### WHAT IS BEING ASKED
Your task is to copy the listing exactly. Drop any pictures from the copy.

### INFORMATION SHOWN
§ §

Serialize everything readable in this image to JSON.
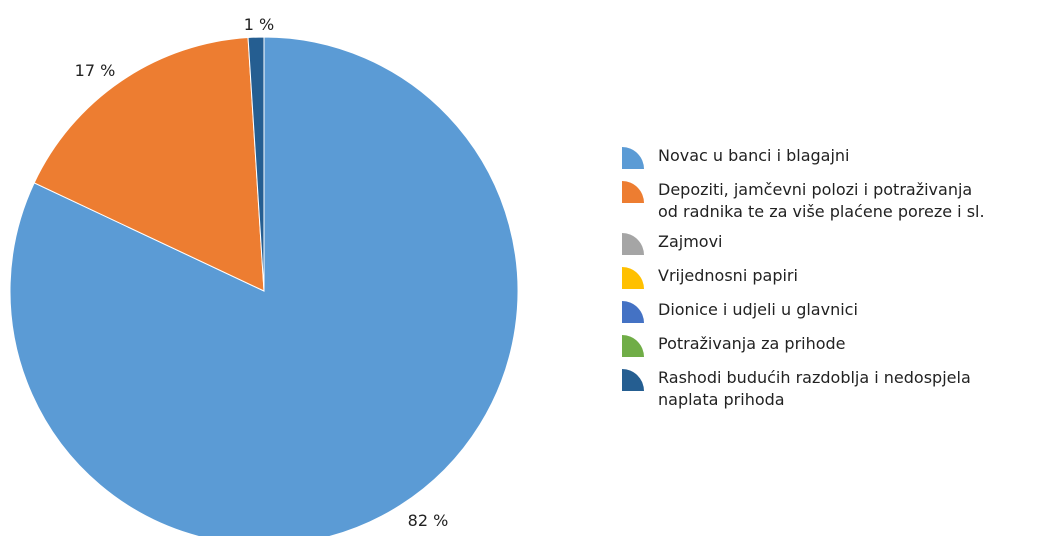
{
  "chart_data": {
    "type": "pie",
    "title": "",
    "slices": [
      {
        "label": "Novac u banci i blagajni",
        "value": 82,
        "value_label": "82 %",
        "color": "#5b9bd5"
      },
      {
        "label": "Depoziti, jamčevni polozi i potraživanja\nod radnika te za više plaćene poreze i sl.",
        "value": 17,
        "value_label": "17 %",
        "color": "#ed7d31"
      },
      {
        "label": "Zajmovi",
        "value": 0,
        "value_label": "",
        "color": "#a5a5a5"
      },
      {
        "label": "Vrijednosni papiri",
        "value": 0,
        "value_label": "",
        "color": "#ffc000"
      },
      {
        "label": "Dionice i udjeli u glavnici",
        "value": 0,
        "value_label": "",
        "color": "#4472c4"
      },
      {
        "label": "Potraživanja za prihode",
        "value": 0,
        "value_label": "",
        "color": "#70ad47"
      },
      {
        "label": "Rashodi budućih razdoblja i nedospjela\nnaplata prihoda",
        "value": 1,
        "value_label": "1 %",
        "color": "#255e91"
      }
    ],
    "legend_position": "right"
  }
}
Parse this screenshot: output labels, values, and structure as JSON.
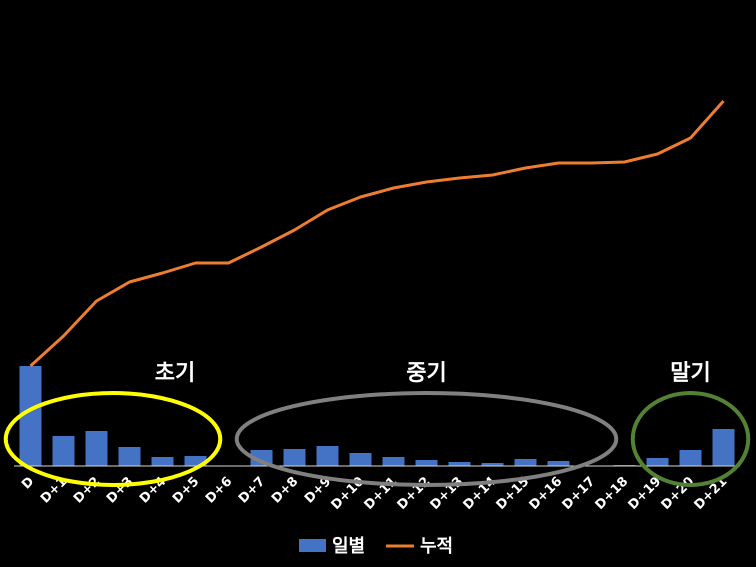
{
  "chart_data": {
    "type": "bar",
    "categories": [
      "D",
      "D+1",
      "D+2",
      "D+3",
      "D+4",
      "D+5",
      "D+6",
      "D+7",
      "D+8",
      "D+9",
      "D+10",
      "D+11",
      "D+12",
      "D+13",
      "D+14",
      "D+15",
      "D+16",
      "D+17",
      "D+18",
      "D+19",
      "D+20",
      "D+21"
    ],
    "series": [
      {
        "name": "일별",
        "type": "bar",
        "color": "#4472C4",
        "values": [
          100,
          30,
          35,
          19,
          9,
          10,
          0,
          16,
          17,
          20,
          13,
          9,
          6,
          4,
          3,
          7,
          5,
          0,
          1,
          8,
          16,
          37
        ]
      },
      {
        "name": "누적",
        "type": "line",
        "color": "#ED7D31",
        "values": [
          100,
          130,
          165,
          184,
          193,
          203,
          203,
          219,
          236,
          256,
          269,
          278,
          284,
          288,
          291,
          298,
          303,
          303,
          304,
          312,
          328,
          365
        ]
      }
    ],
    "ylim": [
      0,
      375
    ],
    "grid": false,
    "legend": "bottom",
    "annotations": [
      {
        "label": "초기",
        "color": "#FFFF00",
        "from": "D",
        "to": "D+5"
      },
      {
        "label": "중기",
        "color": "#808080",
        "from": "D+7",
        "to": "D+17"
      },
      {
        "label": "말기",
        "color": "#548235",
        "from": "D+19",
        "to": "D+21"
      }
    ]
  }
}
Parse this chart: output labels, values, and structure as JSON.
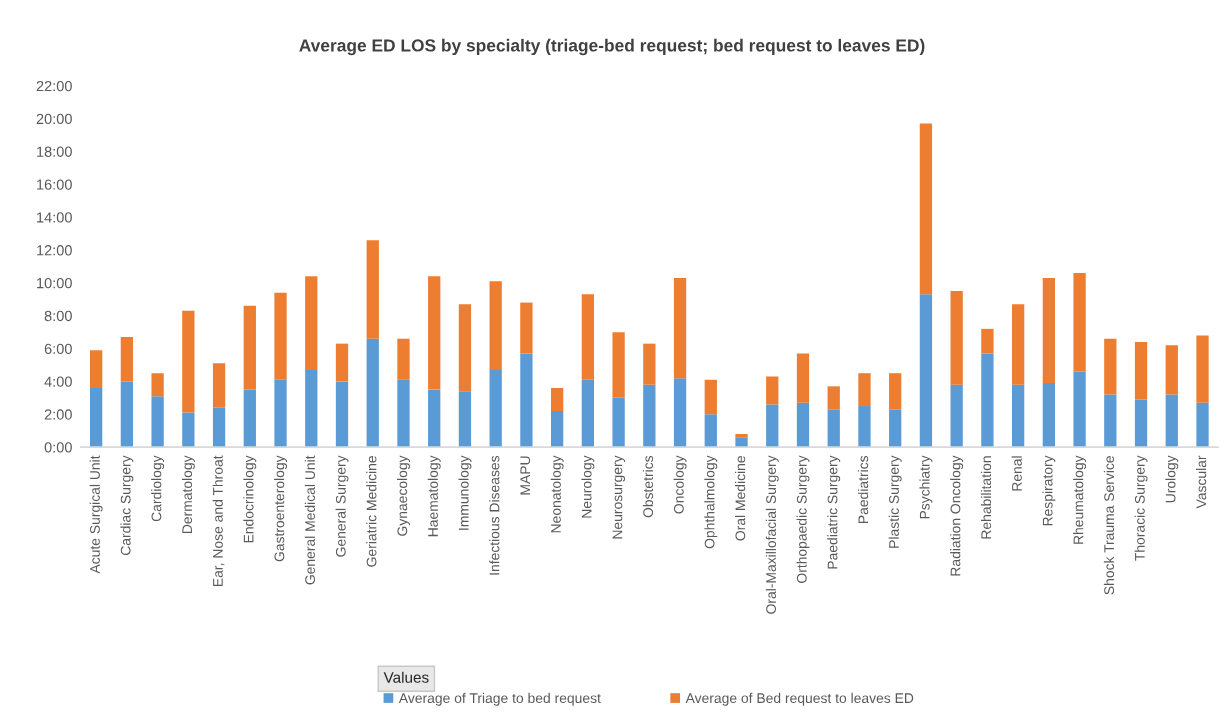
{
  "chart_data": {
    "type": "bar",
    "stacked": true,
    "title": "Average ED LOS by specialty (triage-bed request; bed request to leaves ED)",
    "categories": [
      "Acute Surgical Unit",
      "Cardiac Surgery",
      "Cardiology",
      "Dermatology",
      "Ear, Nose and Throat",
      "Endocrinology",
      "Gastroenterology",
      "General Medical Unit",
      "General Surgery",
      "Geriatric Medicine",
      "Gynaecology",
      "Haematology",
      "Immunology",
      "Infectious Diseases",
      "MAPU",
      "Neonatology",
      "Neurology",
      "Neurosurgery",
      "Obstetrics",
      "Oncology",
      "Ophthalmology",
      "Oral Medicine",
      "Oral-Maxillofacial Surgery",
      "Orthopaedic Surgery",
      "Paediatric Surgery",
      "Paediatrics",
      "Plastic Surgery",
      "Psychiatry",
      "Radiation Oncology",
      "Rehabilitation",
      "Renal",
      "Respiratory",
      "Rheumatology",
      "Shock Trauma Service",
      "Thoracic Surgery",
      "Urology",
      "Vascular"
    ],
    "series": [
      {
        "name": "Average of Triage to bed request",
        "color": "#5b9bd5",
        "values": [
          3.6,
          4.0,
          3.1,
          2.1,
          2.4,
          3.5,
          4.1,
          4.7,
          4.0,
          6.6,
          4.1,
          3.5,
          3.4,
          4.7,
          5.7,
          2.2,
          4.1,
          3.0,
          3.8,
          4.2,
          2.0,
          0.6,
          2.6,
          2.7,
          2.3,
          2.5,
          2.3,
          9.3,
          3.8,
          5.7,
          3.8,
          3.9,
          4.6,
          3.2,
          2.9,
          3.2,
          2.7
        ]
      },
      {
        "name": "Average of Bed request to leaves ED",
        "color": "#ed7d31",
        "values": [
          2.3,
          2.7,
          1.4,
          6.2,
          2.7,
          5.1,
          5.3,
          5.7,
          2.3,
          6.0,
          2.5,
          6.9,
          5.3,
          5.4,
          3.1,
          1.4,
          5.2,
          4.0,
          2.5,
          6.1,
          2.1,
          0.2,
          1.7,
          3.0,
          1.4,
          2.0,
          2.2,
          10.4,
          5.7,
          1.5,
          4.9,
          6.4,
          6.0,
          3.4,
          3.5,
          3.0,
          4.1
        ]
      }
    ],
    "ylim": [
      0,
      22
    ],
    "yticks": [
      {
        "value": 0,
        "label": "0:00"
      },
      {
        "value": 2,
        "label": "2:00"
      },
      {
        "value": 4,
        "label": "4:00"
      },
      {
        "value": 6,
        "label": "6:00"
      },
      {
        "value": 8,
        "label": "8:00"
      },
      {
        "value": 10,
        "label": "10:00"
      },
      {
        "value": 12,
        "label": "12:00"
      },
      {
        "value": 14,
        "label": "14:00"
      },
      {
        "value": 16,
        "label": "16:00"
      },
      {
        "value": 18,
        "label": "18:00"
      },
      {
        "value": 20,
        "label": "20:00"
      },
      {
        "value": 22,
        "label": "22:00"
      }
    ],
    "legend": "bottom",
    "legend_title": "Values",
    "grid": false
  }
}
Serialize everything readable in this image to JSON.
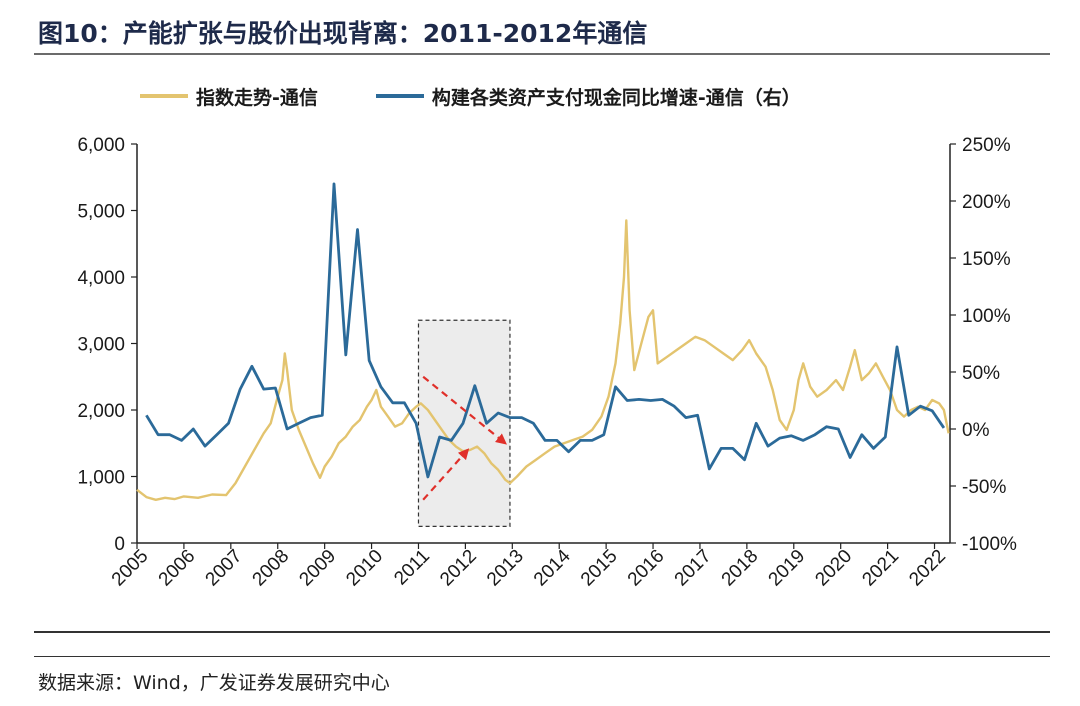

§ §

### EXERCISE RESULT
Serialize everything readable in this image to JSON.
{
  "chart_data": {
    "type": "pie",
    "title": "",
    "slices": [
      {
        "label": "Novac u banci i blagajni",
        "value": 82,
        "value_label": "82 %",
        "color": "#5b9bd5"
      },
      {
        "label": "Depoziti, jamčevni polozi i potraživanja\nod radnika te za više plaćene poreze i sl.",
        "value": 17,
        "value_label": "17 %",
        "color": "#ed7d31"
      },
      {
        "label": "Zajmovi",
        "value": 0,
        "value_label": "",
        "color": "#a5a5a5"
      },
      {
        "label": "Vrijednosni papiri",
        "value": 0,
        "value_label": "",
        "color": "#ffc000"
      },
      {
        "label": "Dionice i udjeli u glavnici",
        "value": 0,
        "value_label": "",
        "color": "#4472c4"
      },
      {
        "label": "Potraživanja za prihode",
        "value": 0,
        "value_label": "",
        "color": "#70ad47"
      },
      {
        "label": "Rashodi budućih razdoblja i nedospjela\nnaplata prihoda",
        "value": 1,
        "value_label": "1 %",
        "color": "#255e91"
      }
    ],
    "legend_position": "right"
  }
}
Parse this screenshot: output labels, values, and structure as JSON.
{
  "chart_data": {
    "type": "bar",
    "categories": [
      "D",
      "D+1",
      "D+2",
      "D+3",
      "D+4",
      "D+5",
      "D+6",
      "D+7",
      "D+8",
      "D+9",
      "D+10",
      "D+11",
      "D+12",
      "D+13",
      "D+14",
      "D+15",
      "D+16",
      "D+17",
      "D+18",
      "D+19",
      "D+20",
      "D+21"
    ],
    "series": [
      {
        "name": "일별",
        "type": "bar",
        "color": "#4472C4",
        "values": [
          100,
          30,
          35,
          19,
          9,
          10,
          0,
          16,
          17,
          20,
          13,
          9,
          6,
          4,
          3,
          7,
          5,
          0,
          1,
          8,
          16,
          37
        ]
      },
      {
        "name": "누적",
        "type": "line",
        "color": "#ED7D31",
        "values": [
          100,
          130,
          165,
          184,
          193,
          203,
          203,
          219,
          236,
          256,
          269,
          278,
          284,
          288,
          291,
          298,
          303,
          303,
          304,
          312,
          328,
          365
        ]
      }
    ],
    "ylim": [
      0,
      375
    ],
    "grid": false,
    "legend": "bottom",
    "annotations": [
      {
        "label": "초기",
        "color": "#FFFF00",
        "from": "D",
        "to": "D+5"
      },
      {
        "label": "중기",
        "color": "#808080",
        "from": "D+7",
        "to": "D+17"
      },
      {
        "label": "말기",
        "color": "#548235",
        "from": "D+19",
        "to": "D+21"
      }
    ]
  }
}
Parse this chart: output labels, values, and structure as JSON.
{
  "chart_data": {
    "type": "bar",
    "stacked": true,
    "title": "Average ED LOS by specialty (triage-bed request; bed request to leaves ED)",
    "categories": [
      "Acute Surgical Unit",
      "Cardiac Surgery",
      "Cardiology",
      "Dermatology",
      "Ear, Nose and Throat",
      "Endocrinology",
      "Gastroenterology",
      "General Medical Unit",
      "General Surgery",
      "Geriatric Medicine",
      "Gynaecology",
      "Haematology",
      "Immunology",
      "Infectious Diseases",
      "MAPU",
      "Neonatology",
      "Neurology",
      "Neurosurgery",
      "Obstetrics",
      "Oncology",
      "Ophthalmology",
      "Oral Medicine",
      "Oral-Maxillofacial Surgery",
      "Orthopaedic Surgery",
      "Paediatric Surgery",
      "Paediatrics",
      "Plastic Surgery",
      "Psychiatry",
      "Radiation Oncology",
      "Rehabilitation",
      "Renal",
      "Respiratory",
      "Rheumatology",
      "Shock Trauma Service",
      "Thoracic Surgery",
      "Urology",
      "Vascular"
    ],
    "series": [
      {
        "name": "Average of Triage to bed request",
        "color": "#5b9bd5",
        "values": [
          3.6,
          4.0,
          3.1,
          2.1,
          2.4,
          3.5,
          4.1,
          4.7,
          4.0,
          6.6,
          4.1,
          3.5,
          3.4,
          4.7,
          5.7,
          2.2,
          4.1,
          3.0,
          3.8,
          4.2,
          2.0,
          0.6,
          2.6,
          2.7,
          2.3,
          2.5,
          2.3,
          9.3,
          3.8,
          5.7,
          3.8,
          3.9,
          4.6,
          3.2,
          2.9,
          3.2,
          2.7
        ]
      },
      {
        "name": "Average of Bed request to leaves ED",
        "color": "#ed7d31",
        "values": [
          2.3,
          2.7,
          1.4,
          6.2,
          2.7,
          5.1,
          5.3,
          5.7,
          2.3,
          6.0,
          2.5,
          6.9,
          5.3,
          5.4,
          3.1,
          1.4,
          5.2,
          4.0,
          2.5,
          6.1,
          2.1,
          0.2,
          1.7,
          3.0,
          1.4,
          2.0,
          2.2,
          10.4,
          5.7,
          1.5,
          4.9,
          6.4,
          6.0,
          3.4,
          3.5,
          3.0,
          4.1
        ]
      }
    ],
    "ylim": [
      0,
      22
    ],
    "yticks": [
      {
        "value": 0,
        "label": "0:00"
      },
      {
        "value": 2,
        "label": "2:00"
      },
      {
        "value": 4,
        "label": "4:00"
      },
      {
        "value": 6,
        "label": "6:00"
      },
      {
        "value": 8,
        "label": "8:00"
      },
      {
        "value": 10,
        "label": "10:00"
      },
      {
        "value": 12,
        "label": "12:00"
      },
      {
        "value": 14,
        "label": "14:00"
      },
      {
        "value": 16,
        "label": "16:00"
      },
      {
        "value": 18,
        "label": "18:00"
      },
      {
        "value": 20,
        "label": "20:00"
      },
      {
        "value": 22,
        "label": "22:00"
      }
    ],
    "legend": "bottom",
    "legend_title": "Values",
    "grid": false
  }
}
Serialize everything readable in this image to JSON.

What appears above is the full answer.